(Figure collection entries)
--
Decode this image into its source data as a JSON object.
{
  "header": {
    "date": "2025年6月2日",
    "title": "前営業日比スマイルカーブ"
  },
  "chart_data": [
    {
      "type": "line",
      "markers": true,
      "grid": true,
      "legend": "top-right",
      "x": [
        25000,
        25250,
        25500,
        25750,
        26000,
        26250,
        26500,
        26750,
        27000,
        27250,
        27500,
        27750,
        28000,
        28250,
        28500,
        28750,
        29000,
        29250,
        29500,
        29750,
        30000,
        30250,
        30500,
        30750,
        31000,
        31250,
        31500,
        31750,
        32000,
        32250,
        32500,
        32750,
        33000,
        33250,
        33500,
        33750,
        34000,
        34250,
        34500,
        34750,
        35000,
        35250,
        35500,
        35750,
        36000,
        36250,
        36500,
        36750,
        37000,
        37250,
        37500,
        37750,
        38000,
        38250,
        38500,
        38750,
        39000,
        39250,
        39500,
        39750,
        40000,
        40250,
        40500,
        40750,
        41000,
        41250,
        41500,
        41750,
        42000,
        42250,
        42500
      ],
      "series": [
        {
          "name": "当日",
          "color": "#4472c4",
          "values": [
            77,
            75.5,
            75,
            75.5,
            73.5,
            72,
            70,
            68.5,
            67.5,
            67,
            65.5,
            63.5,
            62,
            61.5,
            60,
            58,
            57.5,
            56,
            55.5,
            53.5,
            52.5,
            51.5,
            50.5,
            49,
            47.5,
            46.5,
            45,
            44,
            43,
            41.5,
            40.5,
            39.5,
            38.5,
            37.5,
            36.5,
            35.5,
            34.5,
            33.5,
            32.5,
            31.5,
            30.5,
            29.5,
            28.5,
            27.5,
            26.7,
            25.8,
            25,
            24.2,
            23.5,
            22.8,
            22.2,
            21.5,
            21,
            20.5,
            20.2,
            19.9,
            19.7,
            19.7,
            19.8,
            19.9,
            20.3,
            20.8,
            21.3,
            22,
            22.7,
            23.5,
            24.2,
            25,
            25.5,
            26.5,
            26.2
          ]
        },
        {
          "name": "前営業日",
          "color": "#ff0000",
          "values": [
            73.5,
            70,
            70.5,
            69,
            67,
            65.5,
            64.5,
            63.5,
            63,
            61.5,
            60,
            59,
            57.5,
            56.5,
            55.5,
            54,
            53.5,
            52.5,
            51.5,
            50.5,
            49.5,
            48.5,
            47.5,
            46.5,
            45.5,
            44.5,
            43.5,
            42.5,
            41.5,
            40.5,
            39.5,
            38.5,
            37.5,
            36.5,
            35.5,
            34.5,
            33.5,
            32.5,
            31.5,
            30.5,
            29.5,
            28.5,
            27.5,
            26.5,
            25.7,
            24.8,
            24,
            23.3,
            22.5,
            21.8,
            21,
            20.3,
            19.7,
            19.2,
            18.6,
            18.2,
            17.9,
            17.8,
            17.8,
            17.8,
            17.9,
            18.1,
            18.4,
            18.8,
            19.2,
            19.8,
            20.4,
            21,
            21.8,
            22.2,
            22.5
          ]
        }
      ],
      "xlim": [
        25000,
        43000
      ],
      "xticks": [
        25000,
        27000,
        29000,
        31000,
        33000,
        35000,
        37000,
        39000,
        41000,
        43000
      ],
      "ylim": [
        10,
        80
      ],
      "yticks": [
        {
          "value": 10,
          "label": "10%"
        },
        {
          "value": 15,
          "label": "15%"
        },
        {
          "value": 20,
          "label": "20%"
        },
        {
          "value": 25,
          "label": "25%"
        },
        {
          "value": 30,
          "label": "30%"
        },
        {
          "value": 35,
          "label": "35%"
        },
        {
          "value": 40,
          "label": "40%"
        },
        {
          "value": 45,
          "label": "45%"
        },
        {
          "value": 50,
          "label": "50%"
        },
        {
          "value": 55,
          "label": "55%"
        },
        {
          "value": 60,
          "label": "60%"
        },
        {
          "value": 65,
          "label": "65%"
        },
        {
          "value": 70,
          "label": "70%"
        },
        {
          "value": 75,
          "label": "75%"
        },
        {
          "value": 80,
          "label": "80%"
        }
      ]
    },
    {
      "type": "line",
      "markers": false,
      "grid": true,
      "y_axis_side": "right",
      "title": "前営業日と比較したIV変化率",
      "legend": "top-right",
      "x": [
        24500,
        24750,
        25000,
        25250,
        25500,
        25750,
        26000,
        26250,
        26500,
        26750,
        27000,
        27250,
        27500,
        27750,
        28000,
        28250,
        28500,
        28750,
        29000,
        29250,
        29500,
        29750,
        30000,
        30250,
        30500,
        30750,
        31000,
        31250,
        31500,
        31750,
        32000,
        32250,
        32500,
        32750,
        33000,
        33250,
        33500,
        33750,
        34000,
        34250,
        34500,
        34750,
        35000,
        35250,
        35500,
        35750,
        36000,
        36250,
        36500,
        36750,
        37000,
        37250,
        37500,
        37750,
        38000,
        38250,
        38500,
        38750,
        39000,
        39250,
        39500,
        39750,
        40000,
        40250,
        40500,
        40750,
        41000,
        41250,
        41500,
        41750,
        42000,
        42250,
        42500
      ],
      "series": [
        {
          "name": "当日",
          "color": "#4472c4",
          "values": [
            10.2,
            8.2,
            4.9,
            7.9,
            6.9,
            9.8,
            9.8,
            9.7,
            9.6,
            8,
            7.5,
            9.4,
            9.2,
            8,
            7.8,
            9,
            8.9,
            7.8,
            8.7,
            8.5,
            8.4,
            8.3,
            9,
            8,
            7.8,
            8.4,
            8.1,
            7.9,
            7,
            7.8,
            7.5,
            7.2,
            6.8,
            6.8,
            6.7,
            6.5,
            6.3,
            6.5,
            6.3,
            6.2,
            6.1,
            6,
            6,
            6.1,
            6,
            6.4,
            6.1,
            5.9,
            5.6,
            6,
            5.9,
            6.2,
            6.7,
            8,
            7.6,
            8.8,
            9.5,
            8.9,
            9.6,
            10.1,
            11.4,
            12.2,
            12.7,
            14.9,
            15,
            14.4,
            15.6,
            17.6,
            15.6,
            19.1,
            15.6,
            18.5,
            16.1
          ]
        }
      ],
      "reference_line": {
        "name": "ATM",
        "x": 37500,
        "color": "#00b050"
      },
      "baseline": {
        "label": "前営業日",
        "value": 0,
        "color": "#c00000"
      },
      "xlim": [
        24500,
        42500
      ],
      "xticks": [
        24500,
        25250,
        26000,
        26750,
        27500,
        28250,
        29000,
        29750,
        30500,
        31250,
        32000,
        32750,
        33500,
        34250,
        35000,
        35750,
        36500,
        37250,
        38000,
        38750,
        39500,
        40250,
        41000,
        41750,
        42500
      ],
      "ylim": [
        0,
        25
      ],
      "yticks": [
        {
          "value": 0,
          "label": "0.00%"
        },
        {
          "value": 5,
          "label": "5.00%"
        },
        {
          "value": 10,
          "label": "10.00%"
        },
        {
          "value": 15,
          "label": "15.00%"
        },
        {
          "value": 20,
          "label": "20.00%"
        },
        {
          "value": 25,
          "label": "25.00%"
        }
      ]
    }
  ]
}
--
The whole listing above needs to be written out again exactly.

Decode this image into its source data as a JSON object.
{
  "header": {
    "date": "2025年6月2日",
    "title": "前営業日比スマイルカーブ"
  },
  "chart_data": [
    {
      "type": "line",
      "markers": true,
      "grid": true,
      "legend": "top-right",
      "x": [
        25000,
        25250,
        25500,
        25750,
        26000,
        26250,
        26500,
        26750,
        27000,
        27250,
        27500,
        27750,
        28000,
        28250,
        28500,
        28750,
        29000,
        29250,
        29500,
        29750,
        30000,
        30250,
        30500,
        30750,
        31000,
        31250,
        31500,
        31750,
        32000,
        32250,
        32500,
        32750,
        33000,
        33250,
        33500,
        33750,
        34000,
        34250,
        34500,
        34750,
        35000,
        35250,
        35500,
        35750,
        36000,
        36250,
        36500,
        36750,
        37000,
        37250,
        37500,
        37750,
        38000,
        38250,
        38500,
        38750,
        39000,
        39250,
        39500,
        39750,
        40000,
        40250,
        40500,
        40750,
        41000,
        41250,
        41500,
        41750,
        42000,
        42250,
        42500
      ],
      "series": [
        {
          "name": "当日",
          "color": "#4472c4",
          "values": [
            77,
            75.5,
            75,
            75.5,
            73.5,
            72,
            70,
            68.5,
            67.5,
            67,
            65.5,
            63.5,
            62,
            61.5,
            60,
            58,
            57.5,
            56,
            55.5,
            53.5,
            52.5,
            51.5,
            50.5,
            49,
            47.5,
            46.5,
            45,
            44,
            43,
            41.5,
            40.5,
            39.5,
            38.5,
            37.5,
            36.5,
            35.5,
            34.5,
            33.5,
            32.5,
            31.5,
            30.5,
            29.5,
            28.5,
            27.5,
            26.7,
            25.8,
            25,
            24.2,
            23.5,
            22.8,
            22.2,
            21.5,
            21,
            20.5,
            20.2,
            19.9,
            19.7,
            19.7,
            19.8,
            19.9,
            20.3,
            20.8,
            21.3,
            22,
            22.7,
            23.5,
            24.2,
            25,
            25.5,
            26.5,
            26.2
          ]
        },
        {
          "name": "前営業日",
          "color": "#ff0000",
          "values": [
            73.5,
            70,
            70.5,
            69,
            67,
            65.5,
            64.5,
            63.5,
            63,
            61.5,
            60,
            59,
            57.5,
            56.5,
            55.5,
            54,
            53.5,
            52.5,
            51.5,
            50.5,
            49.5,
            48.5,
            47.5,
            46.5,
            45.5,
            44.5,
            43.5,
            42.5,
            41.5,
            40.5,
            39.5,
            38.5,
            37.5,
            36.5,
            35.5,
            34.5,
            33.5,
            32.5,
            31.5,
            30.5,
            29.5,
            28.5,
            27.5,
            26.5,
            25.7,
            24.8,
            24,
            23.3,
            22.5,
            21.8,
            21,
            20.3,
            19.7,
            19.2,
            18.6,
            18.2,
            17.9,
            17.8,
            17.8,
            17.8,
            17.9,
            18.1,
            18.4,
            18.8,
            19.2,
            19.8,
            20.4,
            21,
            21.8,
            22.2,
            22.5
          ]
        }
      ],
      "xlim": [
        25000,
        43000
      ],
      "xticks": [
        25000,
        27000,
        29000,
        31000,
        33000,
        35000,
        37000,
        39000,
        41000,
        43000
      ],
      "ylim": [
        10,
        80
      ],
      "yticks": [
        {
          "value": 10,
          "label": "10%"
        },
        {
          "value": 15,
          "label": "15%"
        },
        {
          "value": 20,
          "label": "20%"
        },
        {
          "value": 25,
          "label": "25%"
        },
        {
          "value": 30,
          "label": "30%"
        },
        {
          "value": 35,
          "label": "35%"
        },
        {
          "value": 40,
          "label": "40%"
        },
        {
          "value": 45,
          "label": "45%"
        },
        {
          "value": 50,
          "label": "50%"
        },
        {
          "value": 55,
          "label": "55%"
        },
        {
          "value": 60,
          "label": "60%"
        },
        {
          "value": 65,
          "label": "65%"
        },
        {
          "value": 70,
          "label": "70%"
        },
        {
          "value": 75,
          "label": "75%"
        },
        {
          "value": 80,
          "label": "80%"
        }
      ]
    },
    {
      "type": "line",
      "markers": false,
      "grid": true,
      "y_axis_side": "right",
      "title": "前営業日と比較したIV変化率",
      "legend": "top-right",
      "x": [
        24500,
        24750,
        25000,
        25250,
        25500,
        25750,
        26000,
        26250,
        26500,
        26750,
        27000,
        27250,
        27500,
        27750,
        28000,
        28250,
        28500,
        28750,
        29000,
        29250,
        29500,
        29750,
        30000,
        30250,
        30500,
        30750,
        31000,
        31250,
        31500,
        31750,
        32000,
        32250,
        32500,
        32750,
        33000,
        33250,
        33500,
        33750,
        34000,
        34250,
        34500,
        34750,
        35000,
        35250,
        35500,
        35750,
        36000,
        36250,
        36500,
        36750,
        37000,
        37250,
        37500,
        37750,
        38000,
        38250,
        38500,
        38750,
        39000,
        39250,
        39500,
        39750,
        40000,
        40250,
        40500,
        40750,
        41000,
        41250,
        41500,
        41750,
        42000,
        42250,
        42500
      ],
      "series": [
        {
          "name": "当日",
          "color": "#4472c4",
          "values": [
            10.2,
            8.2,
            4.9,
            7.9,
            6.9,
            9.8,
            9.8,
            9.7,
            9.6,
            8,
            7.5,
            9.4,
            9.2,
            8,
            7.8,
            9,
            8.9,
            7.8,
            8.7,
            8.5,
            8.4,
            8.3,
            9,
            8,
            7.8,
            8.4,
            8.1,
            7.9,
            7,
            7.8,
            7.5,
            7.2,
            6.8,
            6.8,
            6.7,
            6.5,
            6.3,
            6.5,
            6.3,
            6.2,
            6.1,
            6,
            6,
            6.1,
            6,
            6.4,
            6.1,
            5.9,
            5.6,
            6,
            5.9,
            6.2,
            6.7,
            8,
            7.6,
            8.8,
            9.5,
            8.9,
            9.6,
            10.1,
            11.4,
            12.2,
            12.7,
            14.9,
            15,
            14.4,
            15.6,
            17.6,
            15.6,
            19.1,
            15.6,
            18.5,
            16.1
          ]
        }
      ],
      "reference_line": {
        "name": "ATM",
        "x": 37500,
        "color": "#00b050"
      },
      "baseline": {
        "label": "前営業日",
        "value": 0,
        "color": "#c00000"
      },
      "xlim": [
        24500,
        42500
      ],
      "xticks": [
        24500,
        25250,
        26000,
        26750,
        27500,
        28250,
        29000,
        29750,
        30500,
        31250,
        32000,
        32750,
        33500,
        34250,
        35000,
        35750,
        36500,
        37250,
        38000,
        38750,
        39500,
        40250,
        41000,
        41750,
        42500
      ],
      "ylim": [
        0,
        25
      ],
      "yticks": [
        {
          "value": 0,
          "label": "0.00%"
        },
        {
          "value": 5,
          "label": "5.00%"
        },
        {
          "value": 10,
          "label": "10.00%"
        },
        {
          "value": 15,
          "label": "15.00%"
        },
        {
          "value": 20,
          "label": "20.00%"
        },
        {
          "value": 25,
          "label": "25.00%"
        }
      ]
    }
  ]
}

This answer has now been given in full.